Gather up the lines that contain "just".

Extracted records
════
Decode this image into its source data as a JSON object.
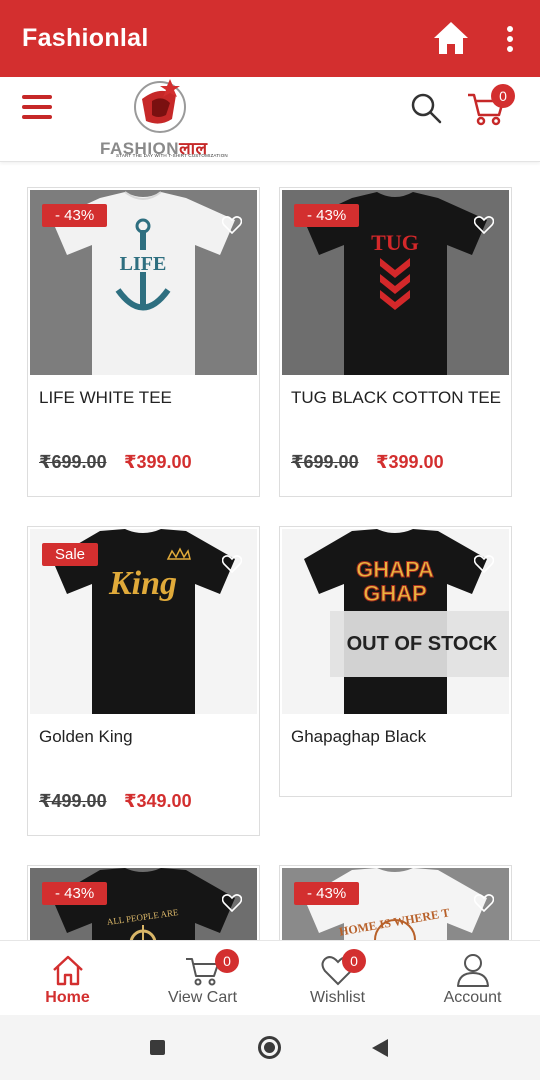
{
  "app": {
    "title": "Fashionlal"
  },
  "header": {
    "logo_text_a": "FASHION",
    "logo_text_b": "लाल",
    "logo_tagline": "START THE DAY WITH T-SHIRT CUSTOMIZATION",
    "cart_count": "0"
  },
  "products": [
    {
      "title": "LIFE WHITE TEE",
      "badge": "- 43%",
      "old_price": "₹699.00",
      "new_price": "₹399.00",
      "shirt_color": "#f2f2f2",
      "print_text": "LIFE",
      "print_color": "#2e6f80"
    },
    {
      "title": "TUG BLACK COTTON TEE",
      "badge": "- 43%",
      "old_price": "₹699.00",
      "new_price": "₹399.00",
      "shirt_color": "#151515",
      "print_text": "TUG",
      "print_color": "#d4282a"
    },
    {
      "title": "Golden King",
      "badge": "Sale",
      "old_price": "₹499.00",
      "new_price": "₹349.00",
      "shirt_color": "#151515",
      "print_text": "King",
      "print_color": "#e0aa3a"
    },
    {
      "title": "Ghapaghap Black",
      "badge": "",
      "old_price": "",
      "new_price": "",
      "stock_status": "OUT OF STOCK",
      "shirt_color": "#151515",
      "print_text": "GHAPA GHAP",
      "print_color": "#e8b440"
    },
    {
      "title": "",
      "badge": "- 43%",
      "shirt_color": "#151515",
      "print_text": "ALL PEOPLE ARE",
      "print_color": "#d9b668"
    },
    {
      "title": "",
      "badge": "- 43%",
      "shirt_color": "#f4f4f4",
      "print_text": "HOME IS WHERE T",
      "print_color": "#b8612a"
    }
  ],
  "bottom_nav": [
    {
      "label": "Home",
      "icon": "home-icon",
      "active": true
    },
    {
      "label": "View Cart",
      "icon": "cart-icon",
      "badge": "0"
    },
    {
      "label": "Wishlist",
      "icon": "heart-icon",
      "badge": "0"
    },
    {
      "label": "Account",
      "icon": "person-icon"
    }
  ],
  "colors": {
    "primary": "#d32f2f",
    "text": "#222222"
  }
}
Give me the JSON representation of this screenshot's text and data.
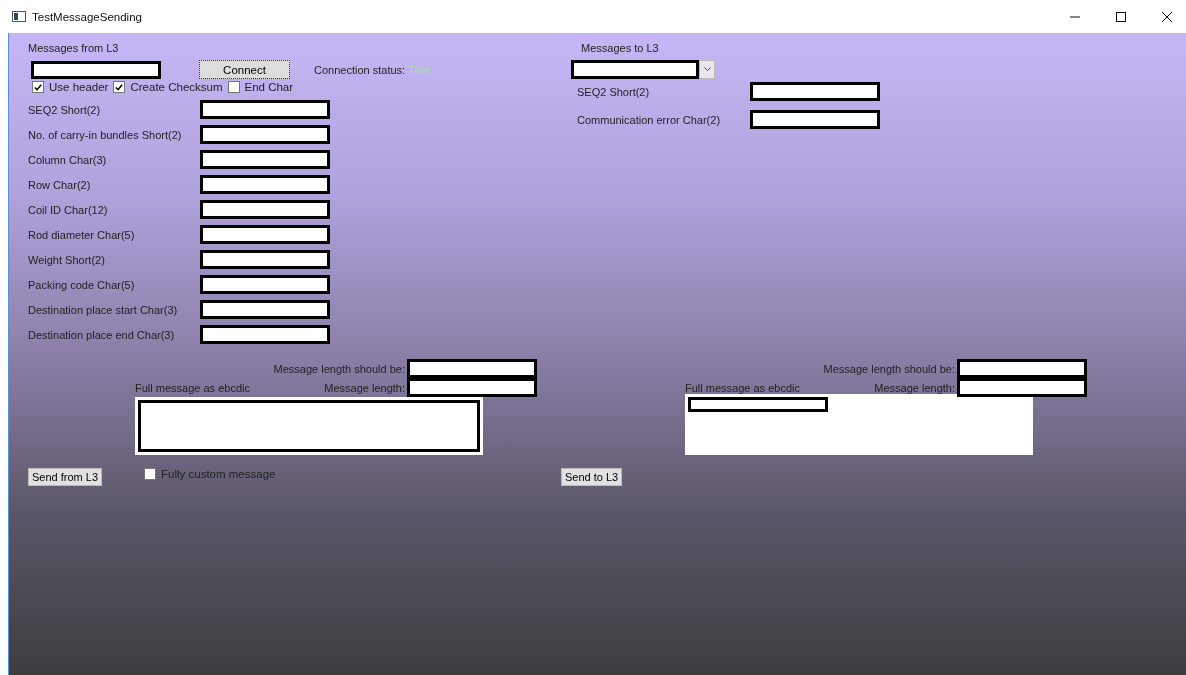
{
  "window": {
    "title": "TestMessageSending"
  },
  "from_l3": {
    "heading": "Messages from L3",
    "connect_button": "Connect",
    "options": [
      {
        "label": "Use header",
        "checked": true
      },
      {
        "label": "Create Checksum",
        "checked": true
      },
      {
        "label": "End Char",
        "checked": false
      }
    ],
    "connection_status": {
      "label": "Connection status:",
      "value": "True"
    },
    "fields": [
      {
        "label": "SEQ2 Short(2)"
      },
      {
        "label": "No. of carry-in bundles Short(2)"
      },
      {
        "label": "Column Char(3)"
      },
      {
        "label": "Row Char(2)"
      },
      {
        "label": "Coil ID Char(12)"
      },
      {
        "label": "Rod diameter Char(5)"
      },
      {
        "label": "Weight Short(2)"
      },
      {
        "label": "Packing code Char(5)"
      },
      {
        "label": "Destination place start Char(3)"
      },
      {
        "label": "Destination place end Char(3)"
      }
    ],
    "message": {
      "length_expected_label": "Message length should be:",
      "full_message_label": "Full message as ebcdic",
      "length_label": "Message length:"
    },
    "send_button": "Send from L3",
    "custom_message": {
      "label": "Fully custom message",
      "checked": false
    }
  },
  "to_l3": {
    "heading": "Messages to L3",
    "fields": [
      {
        "label": "SEQ2 Short(2)"
      },
      {
        "label": "Communication error Char(2)"
      }
    ],
    "message": {
      "length_expected_label": "Message length should be:",
      "full_message_label": "Full message as ebcdic",
      "length_label": "Message length:"
    },
    "send_button": "Send to L3"
  }
}
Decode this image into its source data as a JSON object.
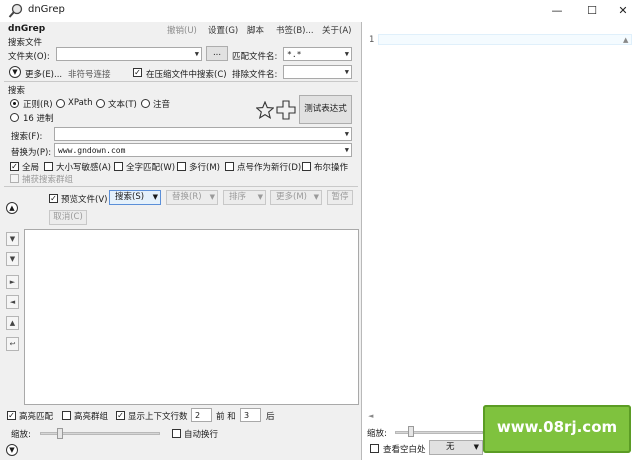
{
  "window": {
    "title": "dnGrep",
    "min": "—",
    "max": "☐",
    "close": "✕"
  },
  "app": {
    "name": "dnGrep"
  },
  "menu": [
    "撤销(U)",
    "设置(G)",
    "脚本",
    "书签(B)...",
    "关于(A)"
  ],
  "search_files": {
    "section": "搜索文件",
    "folder_label": "文件夹(O):",
    "folder_value": "",
    "browse": "...",
    "match_label": "匹配文件名:",
    "match_value": "*.*",
    "more_label": "更多(E)...",
    "nonsymlink_label": "非符号连接",
    "archive_label": "在压缩文件中搜索(C)",
    "exclude_label": "排除文件名:",
    "exclude_value": ""
  },
  "search": {
    "section": "搜索",
    "radios": [
      "正则(R)",
      "XPath",
      "文本(T)",
      "注音"
    ],
    "hex_label": "16 进制",
    "test_button": "测试表达式",
    "search_label": "搜索(F):",
    "search_value": "",
    "replace_label": "替换为(P):",
    "replace_value": "www.gndown.com",
    "options": [
      "全局",
      "大小写敏感(A)",
      "全字匹配(W)",
      "多行(M)",
      "点号作为新行(D)",
      "布尔操作"
    ],
    "capture_group": "捕获搜索群组"
  },
  "toolbar": {
    "preview": "预览文件(V)",
    "search": "搜索(S)",
    "replace": "替换(R)",
    "sort": "排序",
    "more": "更多(M)",
    "pause": "暂停",
    "cancel": "取消(C)"
  },
  "sidebar_icons": [
    "▼",
    "▼",
    "►",
    "◄",
    "▲",
    "↩"
  ],
  "bottom": {
    "highlight": "高亮匹配",
    "highlight_group": "高亮群组",
    "show_context": "显示上下文行数",
    "before_value": "2",
    "before_label": "前 和",
    "after_value": "3",
    "after_label": "后",
    "zoom_label": "缩放:",
    "wrap_label": "自动换行"
  },
  "right": {
    "line_number": "1",
    "zoom_label": "缩放:",
    "whitespace_label": "查看空白处",
    "none_value": "无"
  },
  "watermark": "www.08rj.com"
}
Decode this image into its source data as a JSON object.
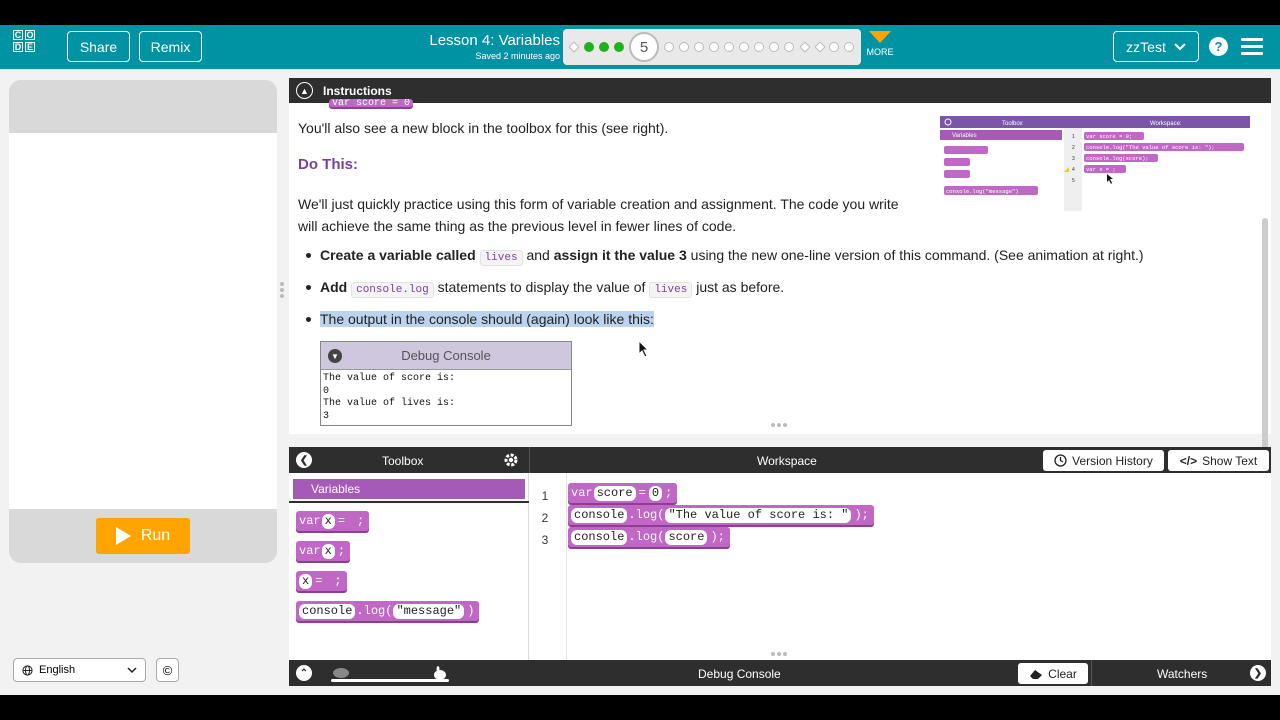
{
  "header": {
    "logo_letters": [
      "C",
      "O",
      "",
      "D",
      "E",
      ""
    ],
    "share": "Share",
    "remix": "Remix",
    "lesson_title": "Lesson 4: Variables",
    "saved": "Saved 2 minutes ago",
    "current_level": "5",
    "more": "MORE",
    "user": "zzTest",
    "help": "?"
  },
  "visual": {
    "run": "Run"
  },
  "footer": {
    "language": "English",
    "copyright": "©"
  },
  "instructions": {
    "bar_title": "Instructions",
    "partial_block": "var score = 0",
    "line1": "You'll also see a new block in the toolbox for this (see right).",
    "do_this": "Do This:",
    "para1a": "We'll just quickly practice using this form of variable creation and assignment. The code you write",
    "para1b": "will achieve the same thing as the previous level in fewer lines of code.",
    "step1": {
      "b1": "Create a variable called",
      "c1": "lives",
      "t1": "and",
      "b2": "assign it the value 3",
      "t2": "using the new one-line version of this command. (See animation at right.)"
    },
    "step2": {
      "b1": "Add",
      "c1": "console.log",
      "t1": "statements to display the value of",
      "c2": "lives",
      "t2": "just as before."
    },
    "step3": "The output in the console should (again) look like this:",
    "debug_title": "Debug Console",
    "debug_lines": [
      "The value of score is:",
      "0",
      "The value of lives is:",
      "3"
    ],
    "thumb": {
      "toolbox": "Toolbox",
      "workspace": "Workspace:",
      "variables": "Variables",
      "log": "console.log(\"message\")",
      "code1": "var score = 0;",
      "code2": "console.log(\"The value of score is: \");",
      "code3": "console.log(score);",
      "code4": "var x = ;"
    }
  },
  "editor": {
    "toolbox": "Toolbox",
    "workspace": "Workspace",
    "version_history": "Version History",
    "show_text": "Show Text",
    "category": "Variables",
    "blocks": {
      "b1": {
        "k": "var",
        "v": "x",
        "eq": "=",
        "val": " "
      },
      "b2": {
        "k": "var",
        "v": "x",
        "end": ";"
      },
      "b3": {
        "v": "x",
        "eq": "=",
        "val": " "
      },
      "b4": {
        "obj": "console",
        "fn": ".log(",
        "arg": "\"message\"",
        "end": ")"
      }
    },
    "line_numbers": [
      "1",
      "2",
      "3"
    ],
    "code": {
      "l1": {
        "k": "var",
        "v": "score",
        "eq": "=",
        "val": "0",
        "end": ";"
      },
      "l2": {
        "obj": "console",
        "fn": ".log(",
        "arg": "\"The value of score is: \"",
        "end": ");"
      },
      "l3": {
        "obj": "console",
        "fn": ".log(",
        "arg": "score",
        "end": ");"
      }
    }
  },
  "debug_bar": {
    "title": "Debug Console",
    "clear": "Clear",
    "watchers": "Watchers"
  },
  "colors": {
    "header": "#0093a4",
    "accent_run": "#ffa400",
    "block": "#c167c6",
    "category": "#a55ab8",
    "heading": "#7b3fa0"
  }
}
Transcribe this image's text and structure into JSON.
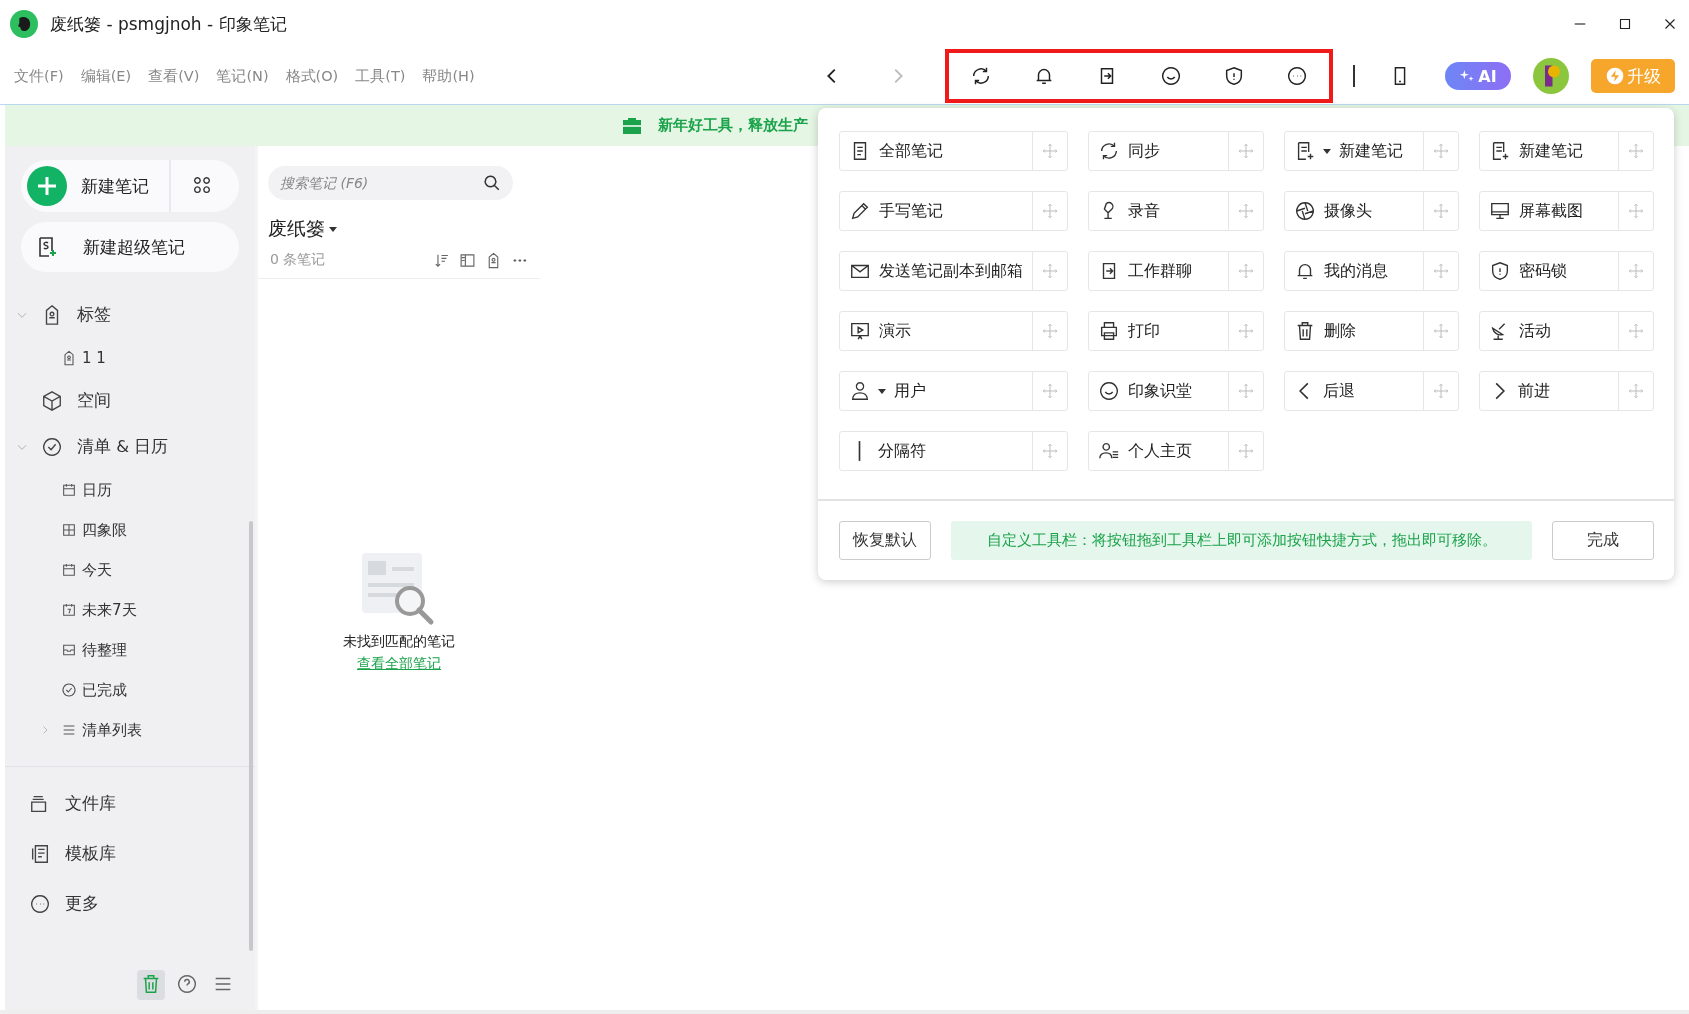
════
■ Response to the exercise:
    "para1a": "We'll just quickly practice using this form of variable creation and assignment. The code you write",
      "t2": "just as before."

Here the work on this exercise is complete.